▶ _THE EXERCISE_: Reproduce the complete listing without any deviation.
## START GIVEN DATA
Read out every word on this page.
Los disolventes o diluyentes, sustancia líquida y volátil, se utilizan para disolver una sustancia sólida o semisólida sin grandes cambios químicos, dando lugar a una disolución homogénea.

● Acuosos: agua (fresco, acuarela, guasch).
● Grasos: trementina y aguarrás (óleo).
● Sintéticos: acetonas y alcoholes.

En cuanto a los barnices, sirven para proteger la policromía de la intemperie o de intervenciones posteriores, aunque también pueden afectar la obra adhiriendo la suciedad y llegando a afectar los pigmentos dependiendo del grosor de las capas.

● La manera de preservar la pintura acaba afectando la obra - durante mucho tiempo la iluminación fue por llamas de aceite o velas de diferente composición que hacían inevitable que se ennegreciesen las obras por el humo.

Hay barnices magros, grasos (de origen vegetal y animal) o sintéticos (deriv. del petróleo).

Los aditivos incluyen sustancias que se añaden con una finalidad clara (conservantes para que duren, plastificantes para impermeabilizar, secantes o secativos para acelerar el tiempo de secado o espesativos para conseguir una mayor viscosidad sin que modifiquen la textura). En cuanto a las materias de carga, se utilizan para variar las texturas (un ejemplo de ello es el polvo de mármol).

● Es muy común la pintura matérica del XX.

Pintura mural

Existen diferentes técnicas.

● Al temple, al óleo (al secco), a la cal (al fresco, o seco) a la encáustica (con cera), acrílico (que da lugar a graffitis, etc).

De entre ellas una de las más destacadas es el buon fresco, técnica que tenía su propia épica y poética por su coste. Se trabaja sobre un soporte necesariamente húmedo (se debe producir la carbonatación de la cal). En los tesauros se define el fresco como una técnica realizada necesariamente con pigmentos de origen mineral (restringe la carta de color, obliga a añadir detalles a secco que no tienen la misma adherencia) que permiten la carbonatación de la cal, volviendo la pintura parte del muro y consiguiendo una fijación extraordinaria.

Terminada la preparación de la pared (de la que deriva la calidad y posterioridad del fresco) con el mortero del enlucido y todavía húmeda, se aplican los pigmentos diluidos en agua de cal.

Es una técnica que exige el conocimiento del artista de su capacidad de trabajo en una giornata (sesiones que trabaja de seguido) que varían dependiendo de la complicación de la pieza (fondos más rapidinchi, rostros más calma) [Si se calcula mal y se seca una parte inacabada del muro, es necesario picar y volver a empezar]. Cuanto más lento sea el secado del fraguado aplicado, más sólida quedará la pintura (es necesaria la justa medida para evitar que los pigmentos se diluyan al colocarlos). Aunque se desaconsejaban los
## END GIVEN DATA
▶ _WRITTEN ANSWER_:
Read out every word on this page.
Los disolventes o diluyentes, sustancia líquida y volátil, se utilizan para disolver una sustancia sólida o semisólida sin grandes cambios químicos, dando lugar a una disolución homogénea.

● Acuosos: agua (fresco, acuarela, guasch).
● Grasos: trementina y aguarrás (óleo).
● Sintéticos: acetonas y alcoholes.

En cuanto a los barnices, sirven para proteger la policromía de la intemperie o de intervenciones posteriores, aunque también pueden afectar la obra adhiriendo la suciedad y llegando a afectar los pigmentos dependiendo del grosor de las capas.

● La manera de preservar la pintura acaba afectando la obra - durante mucho tiempo la iluminación fue por llamas de aceite o velas de diferente composición que hacían inevitable que se ennegreciesen las obras por el humo.

Hay barnices magros, grasos (de origen vegetal y animal) o sintéticos (deriv. del petróleo).

Los aditivos incluyen sustancias que se añaden con una finalidad clara (conservantes para que duren, plastificantes para impermeabilizar, secantes o secativos para acelerar el tiempo de secado o espesativos para conseguir una mayor viscosidad sin que modifiquen la textura). En cuanto a las materias de carga, se utilizan para variar las texturas (un ejemplo de ello es el polvo de mármol).

● Es muy común la pintura matérica del XX.

Pintura mural

Existen diferentes técnicas.

● Al temple, al óleo (al secco), a la cal (al fresco, o seco) a la encáustica (con cera), acrílico (que da lugar a graffitis, etc).

De entre ellas una de las más destacadas es el buon fresco, técnica que tenía su propia épica y poética por su coste. Se trabaja sobre un soporte necesariamente húmedo (se debe producir la carbonatación de la cal). En los tesauros se define el fresco como una técnica realizada necesariamente con pigmentos de origen mineral (restringe la carta de color, obliga a añadir detalles a secco que no tienen la misma adherencia) que permiten la carbonatación de la cal, volviendo la pintura parte del muro y consiguiendo una fijación extraordinaria.

Terminada la preparación de la pared (de la que deriva la calidad y posterioridad del fresco) con el mortero del enlucido y todavía húmeda, se aplican los pigmentos diluidos en agua de cal.

Es una técnica que exige el conocimiento del artista de su capacidad de trabajo en una giornata (sesiones que trabaja de seguido) que varían dependiendo de la complicación de la pieza (fondos más rapidinchi, rostros más calma) [Si se calcula mal y se seca una parte inacabada del muro, es necesario picar y volver a empezar]. Cuanto más lento sea el secado del fraguado aplicado, más sólida quedará la pintura (es necesaria la justa medida para evitar que los pigmentos se diluyan al colocarlos). Aunque se desaconsejaban los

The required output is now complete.